EXERCISE PROMPT -> Quote the listing below in its entirety.

RECORDS SHOWN ->
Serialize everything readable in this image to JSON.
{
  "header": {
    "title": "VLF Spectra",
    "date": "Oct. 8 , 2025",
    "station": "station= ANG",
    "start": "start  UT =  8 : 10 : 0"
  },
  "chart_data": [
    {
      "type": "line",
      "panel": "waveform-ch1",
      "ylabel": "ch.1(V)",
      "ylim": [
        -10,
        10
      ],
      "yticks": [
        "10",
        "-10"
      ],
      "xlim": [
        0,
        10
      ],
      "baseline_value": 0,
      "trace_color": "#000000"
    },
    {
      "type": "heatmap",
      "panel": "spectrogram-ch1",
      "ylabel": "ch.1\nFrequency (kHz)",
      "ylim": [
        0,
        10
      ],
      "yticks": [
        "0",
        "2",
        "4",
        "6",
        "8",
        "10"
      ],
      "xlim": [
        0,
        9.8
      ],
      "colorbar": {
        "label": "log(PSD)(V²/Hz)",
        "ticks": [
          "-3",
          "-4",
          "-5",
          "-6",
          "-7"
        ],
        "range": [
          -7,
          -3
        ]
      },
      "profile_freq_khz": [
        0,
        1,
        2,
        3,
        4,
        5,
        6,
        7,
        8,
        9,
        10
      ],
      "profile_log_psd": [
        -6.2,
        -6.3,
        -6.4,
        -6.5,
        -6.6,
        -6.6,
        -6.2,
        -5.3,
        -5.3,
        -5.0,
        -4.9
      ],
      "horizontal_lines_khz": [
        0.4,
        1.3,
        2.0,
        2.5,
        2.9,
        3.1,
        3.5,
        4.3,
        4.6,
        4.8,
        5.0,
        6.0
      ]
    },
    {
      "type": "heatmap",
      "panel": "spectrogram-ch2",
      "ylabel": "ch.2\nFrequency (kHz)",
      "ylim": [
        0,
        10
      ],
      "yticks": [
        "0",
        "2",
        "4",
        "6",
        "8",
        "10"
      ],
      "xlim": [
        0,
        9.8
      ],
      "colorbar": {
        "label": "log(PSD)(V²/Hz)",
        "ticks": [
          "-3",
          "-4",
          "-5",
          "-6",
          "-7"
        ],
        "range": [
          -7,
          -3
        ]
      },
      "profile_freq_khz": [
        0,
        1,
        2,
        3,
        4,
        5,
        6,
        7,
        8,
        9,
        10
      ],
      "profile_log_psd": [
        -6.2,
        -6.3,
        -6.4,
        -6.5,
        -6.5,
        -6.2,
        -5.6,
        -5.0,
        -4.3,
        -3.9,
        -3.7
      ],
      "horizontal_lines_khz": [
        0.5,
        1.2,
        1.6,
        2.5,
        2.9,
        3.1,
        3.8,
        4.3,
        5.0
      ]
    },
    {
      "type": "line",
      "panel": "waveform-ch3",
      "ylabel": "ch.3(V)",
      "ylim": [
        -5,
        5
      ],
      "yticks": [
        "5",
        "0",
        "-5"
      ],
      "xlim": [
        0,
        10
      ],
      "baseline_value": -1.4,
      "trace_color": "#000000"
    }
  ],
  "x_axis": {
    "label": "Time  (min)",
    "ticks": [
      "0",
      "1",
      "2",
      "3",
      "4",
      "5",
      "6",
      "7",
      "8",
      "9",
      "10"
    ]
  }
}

FULL ANSWER ->
Serialize everything readable in this image to JSON.
{
  "header": {
    "title": "VLF Spectra",
    "date": "Oct. 8 , 2025",
    "station": "station= ANG",
    "start": "start  UT =  8 : 10 : 0"
  },
  "chart_data": [
    {
      "type": "line",
      "panel": "waveform-ch1",
      "ylabel": "ch.1(V)",
      "ylim": [
        -10,
        10
      ],
      "yticks": [
        "10",
        "-10"
      ],
      "xlim": [
        0,
        10
      ],
      "baseline_value": 0,
      "trace_color": "#000000"
    },
    {
      "type": "heatmap",
      "panel": "spectrogram-ch1",
      "ylabel": "ch.1\nFrequency (kHz)",
      "ylim": [
        0,
        10
      ],
      "yticks": [
        "0",
        "2",
        "4",
        "6",
        "8",
        "10"
      ],
      "xlim": [
        0,
        9.8
      ],
      "colorbar": {
        "label": "log(PSD)(V²/Hz)",
        "ticks": [
          "-3",
          "-4",
          "-5",
          "-6",
          "-7"
        ],
        "range": [
          -7,
          -3
        ]
      },
      "profile_freq_khz": [
        0,
        1,
        2,
        3,
        4,
        5,
        6,
        7,
        8,
        9,
        10
      ],
      "profile_log_psd": [
        -6.2,
        -6.3,
        -6.4,
        -6.5,
        -6.6,
        -6.6,
        -6.2,
        -5.3,
        -5.3,
        -5.0,
        -4.9
      ],
      "horizontal_lines_khz": [
        0.4,
        1.3,
        2.0,
        2.5,
        2.9,
        3.1,
        3.5,
        4.3,
        4.6,
        4.8,
        5.0,
        6.0
      ]
    },
    {
      "type": "heatmap",
      "panel": "spectrogram-ch2",
      "ylabel": "ch.2\nFrequency (kHz)",
      "ylim": [
        0,
        10
      ],
      "yticks": [
        "0",
        "2",
        "4",
        "6",
        "8",
        "10"
      ],
      "xlim": [
        0,
        9.8
      ],
      "colorbar": {
        "label": "log(PSD)(V²/Hz)",
        "ticks": [
          "-3",
          "-4",
          "-5",
          "-6",
          "-7"
        ],
        "range": [
          -7,
          -3
        ]
      },
      "profile_freq_khz": [
        0,
        1,
        2,
        3,
        4,
        5,
        6,
        7,
        8,
        9,
        10
      ],
      "profile_log_psd": [
        -6.2,
        -6.3,
        -6.4,
        -6.5,
        -6.5,
        -6.2,
        -5.6,
        -5.0,
        -4.3,
        -3.9,
        -3.7
      ],
      "horizontal_lines_khz": [
        0.5,
        1.2,
        1.6,
        2.5,
        2.9,
        3.1,
        3.8,
        4.3,
        5.0
      ]
    },
    {
      "type": "line",
      "panel": "waveform-ch3",
      "ylabel": "ch.3(V)",
      "ylim": [
        -5,
        5
      ],
      "yticks": [
        "5",
        "0",
        "-5"
      ],
      "xlim": [
        0,
        10
      ],
      "baseline_value": -1.4,
      "trace_color": "#000000"
    }
  ],
  "x_axis": {
    "label": "Time  (min)",
    "ticks": [
      "0",
      "1",
      "2",
      "3",
      "4",
      "5",
      "6",
      "7",
      "8",
      "9",
      "10"
    ]
  }
}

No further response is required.